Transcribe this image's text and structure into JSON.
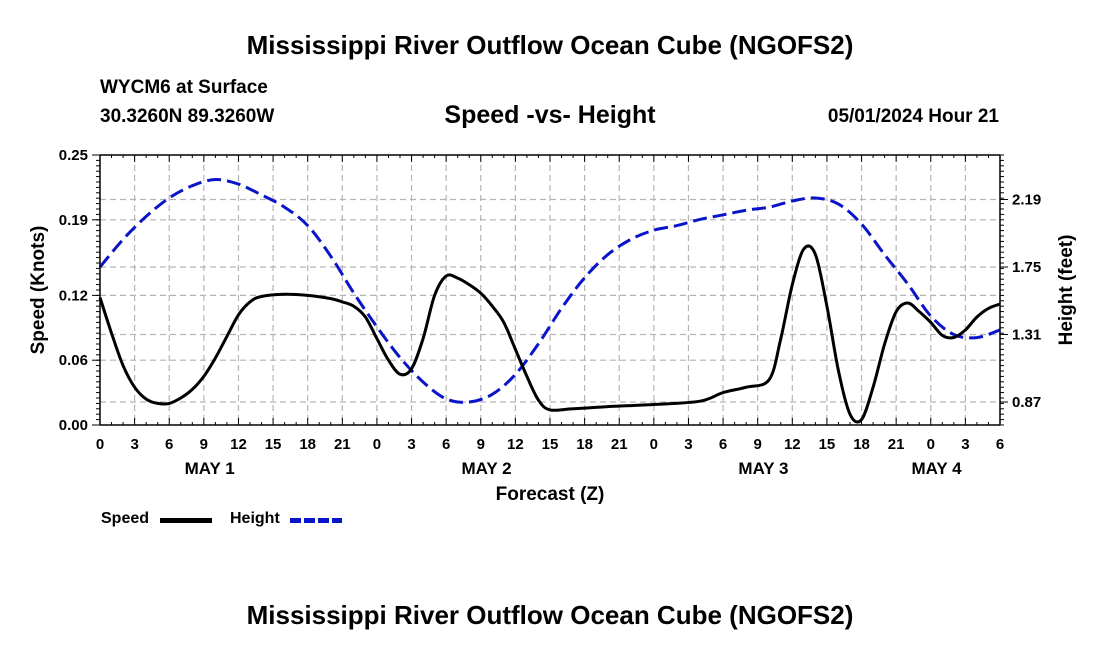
{
  "page": {
    "title": "Mississippi River Outflow Ocean Cube (NGOFS2)",
    "station": "WYCM6 at Surface",
    "coords": "30.3260N  89.3260W",
    "subtitle": "Speed -vs- Height",
    "datetime": "05/01/2024 Hour 21",
    "bottom_title": "Mississippi River Outflow Ocean Cube (NGOFS2)"
  },
  "legend": {
    "speed": "Speed",
    "height": "Height"
  },
  "colors": {
    "speed": "#000000",
    "height": "#0a14c8",
    "grid": "#b4b4b4"
  },
  "chart_data": {
    "type": "line",
    "title": "Speed -vs- Height",
    "xlabel": "Forecast (Z)",
    "ylabel": "Speed (Knots)",
    "y2label": "Height (feet)",
    "x_hours_range": [
      0,
      78
    ],
    "x_tick_step_hours": 3,
    "x_tick_labels": [
      "0",
      "3",
      "6",
      "9",
      "12",
      "15",
      "18",
      "21",
      "0",
      "3",
      "6",
      "9",
      "12",
      "15",
      "18",
      "21",
      "0",
      "3",
      "6",
      "9",
      "12",
      "15",
      "18",
      "21",
      "0",
      "3",
      "6"
    ],
    "date_labels": [
      {
        "label": "MAY 1",
        "hour": 9.5
      },
      {
        "label": "MAY 2",
        "hour": 33.5
      },
      {
        "label": "MAY 3",
        "hour": 57.5
      },
      {
        "label": "MAY 4",
        "hour": 72.5
      }
    ],
    "ylim": [
      0,
      0.25
    ],
    "y_ticks": [
      0.0,
      0.06,
      0.12,
      0.19,
      0.25
    ],
    "y_tick_labels": [
      "0.00",
      "0.06",
      "0.12",
      "0.19",
      "0.25"
    ],
    "y2lim": [
      0.72,
      2.48
    ],
    "y2_ticks": [
      0.87,
      1.31,
      1.75,
      2.19
    ],
    "y2_tick_labels": [
      "0.87",
      "1.31",
      "1.75",
      "2.19"
    ],
    "series": [
      {
        "name": "Speed",
        "style": "solid",
        "x": [
          0,
          1,
          2,
          3,
          4,
          5,
          6,
          7,
          8,
          9,
          10,
          11,
          12,
          13,
          14,
          16,
          18,
          20,
          21,
          22,
          23,
          24,
          25,
          26,
          27,
          28,
          29,
          30,
          31,
          32,
          33,
          34,
          35,
          36,
          37,
          38,
          39,
          41,
          44,
          48,
          52,
          54,
          56,
          58,
          59,
          60,
          61,
          62,
          63,
          64,
          65,
          66,
          67,
          68,
          69,
          70,
          71,
          72,
          73,
          74,
          75,
          76,
          77,
          78
        ],
        "values": [
          0.118,
          0.085,
          0.055,
          0.035,
          0.024,
          0.02,
          0.02,
          0.025,
          0.033,
          0.045,
          0.062,
          0.082,
          0.102,
          0.114,
          0.119,
          0.121,
          0.12,
          0.117,
          0.114,
          0.11,
          0.1,
          0.08,
          0.06,
          0.047,
          0.052,
          0.08,
          0.12,
          0.138,
          0.136,
          0.13,
          0.122,
          0.11,
          0.095,
          0.07,
          0.045,
          0.023,
          0.014,
          0.015,
          0.017,
          0.019,
          0.022,
          0.03,
          0.035,
          0.042,
          0.08,
          0.13,
          0.163,
          0.158,
          0.11,
          0.05,
          0.01,
          0.005,
          0.035,
          0.075,
          0.105,
          0.113,
          0.105,
          0.095,
          0.083,
          0.081,
          0.088,
          0.1,
          0.108,
          0.112
        ]
      },
      {
        "name": "Height",
        "style": "dashed",
        "x": [
          0,
          2,
          4,
          6,
          8,
          10,
          12,
          14,
          16,
          18,
          20,
          22,
          24,
          26,
          28,
          30,
          32,
          34,
          36,
          38,
          40,
          42,
          44,
          46,
          48,
          50,
          52,
          54,
          56,
          58,
          60,
          62,
          64,
          66,
          68,
          70,
          72,
          74,
          76,
          78
        ],
        "values": [
          1.75,
          1.93,
          2.08,
          2.2,
          2.28,
          2.32,
          2.29,
          2.22,
          2.14,
          2.02,
          1.82,
          1.58,
          1.36,
          1.16,
          1.0,
          0.89,
          0.87,
          0.92,
          1.05,
          1.25,
          1.48,
          1.68,
          1.83,
          1.93,
          1.99,
          2.02,
          2.06,
          2.09,
          2.12,
          2.14,
          2.18,
          2.2,
          2.16,
          2.03,
          1.83,
          1.64,
          1.43,
          1.31,
          1.29,
          1.34
        ]
      }
    ]
  }
}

▶ [WHAT TO PRODUCE]: All the material shown above is to be copied exactly, with no pictures carried over.

▶ [PROBLEM SOLUTION]:
Transcribe this image's text and structure into JSON.
{
  "page": {
    "title": "Mississippi River Outflow Ocean Cube (NGOFS2)",
    "station": "WYCM6 at Surface",
    "coords": "30.3260N  89.3260W",
    "subtitle": "Speed -vs- Height",
    "datetime": "05/01/2024 Hour 21",
    "bottom_title": "Mississippi River Outflow Ocean Cube (NGOFS2)"
  },
  "legend": {
    "speed": "Speed",
    "height": "Height"
  },
  "colors": {
    "speed": "#000000",
    "height": "#0a14c8",
    "grid": "#b4b4b4"
  },
  "chart_data": {
    "type": "line",
    "title": "Speed -vs- Height",
    "xlabel": "Forecast (Z)",
    "ylabel": "Speed (Knots)",
    "y2label": "Height (feet)",
    "x_hours_range": [
      0,
      78
    ],
    "x_tick_step_hours": 3,
    "x_tick_labels": [
      "0",
      "3",
      "6",
      "9",
      "12",
      "15",
      "18",
      "21",
      "0",
      "3",
      "6",
      "9",
      "12",
      "15",
      "18",
      "21",
      "0",
      "3",
      "6",
      "9",
      "12",
      "15",
      "18",
      "21",
      "0",
      "3",
      "6"
    ],
    "date_labels": [
      {
        "label": "MAY 1",
        "hour": 9.5
      },
      {
        "label": "MAY 2",
        "hour": 33.5
      },
      {
        "label": "MAY 3",
        "hour": 57.5
      },
      {
        "label": "MAY 4",
        "hour": 72.5
      }
    ],
    "ylim": [
      0,
      0.25
    ],
    "y_ticks": [
      0.0,
      0.06,
      0.12,
      0.19,
      0.25
    ],
    "y_tick_labels": [
      "0.00",
      "0.06",
      "0.12",
      "0.19",
      "0.25"
    ],
    "y2lim": [
      0.72,
      2.48
    ],
    "y2_ticks": [
      0.87,
      1.31,
      1.75,
      2.19
    ],
    "y2_tick_labels": [
      "0.87",
      "1.31",
      "1.75",
      "2.19"
    ],
    "series": [
      {
        "name": "Speed",
        "style": "solid",
        "x": [
          0,
          1,
          2,
          3,
          4,
          5,
          6,
          7,
          8,
          9,
          10,
          11,
          12,
          13,
          14,
          16,
          18,
          20,
          21,
          22,
          23,
          24,
          25,
          26,
          27,
          28,
          29,
          30,
          31,
          32,
          33,
          34,
          35,
          36,
          37,
          38,
          39,
          41,
          44,
          48,
          52,
          54,
          56,
          58,
          59,
          60,
          61,
          62,
          63,
          64,
          65,
          66,
          67,
          68,
          69,
          70,
          71,
          72,
          73,
          74,
          75,
          76,
          77,
          78
        ],
        "values": [
          0.118,
          0.085,
          0.055,
          0.035,
          0.024,
          0.02,
          0.02,
          0.025,
          0.033,
          0.045,
          0.062,
          0.082,
          0.102,
          0.114,
          0.119,
          0.121,
          0.12,
          0.117,
          0.114,
          0.11,
          0.1,
          0.08,
          0.06,
          0.047,
          0.052,
          0.08,
          0.12,
          0.138,
          0.136,
          0.13,
          0.122,
          0.11,
          0.095,
          0.07,
          0.045,
          0.023,
          0.014,
          0.015,
          0.017,
          0.019,
          0.022,
          0.03,
          0.035,
          0.042,
          0.08,
          0.13,
          0.163,
          0.158,
          0.11,
          0.05,
          0.01,
          0.005,
          0.035,
          0.075,
          0.105,
          0.113,
          0.105,
          0.095,
          0.083,
          0.081,
          0.088,
          0.1,
          0.108,
          0.112
        ]
      },
      {
        "name": "Height",
        "style": "dashed",
        "x": [
          0,
          2,
          4,
          6,
          8,
          10,
          12,
          14,
          16,
          18,
          20,
          22,
          24,
          26,
          28,
          30,
          32,
          34,
          36,
          38,
          40,
          42,
          44,
          46,
          48,
          50,
          52,
          54,
          56,
          58,
          60,
          62,
          64,
          66,
          68,
          70,
          72,
          74,
          76,
          78
        ],
        "values": [
          1.75,
          1.93,
          2.08,
          2.2,
          2.28,
          2.32,
          2.29,
          2.22,
          2.14,
          2.02,
          1.82,
          1.58,
          1.36,
          1.16,
          1.0,
          0.89,
          0.87,
          0.92,
          1.05,
          1.25,
          1.48,
          1.68,
          1.83,
          1.93,
          1.99,
          2.02,
          2.06,
          2.09,
          2.12,
          2.14,
          2.18,
          2.2,
          2.16,
          2.03,
          1.83,
          1.64,
          1.43,
          1.31,
          1.29,
          1.34
        ]
      }
    ]
  }
}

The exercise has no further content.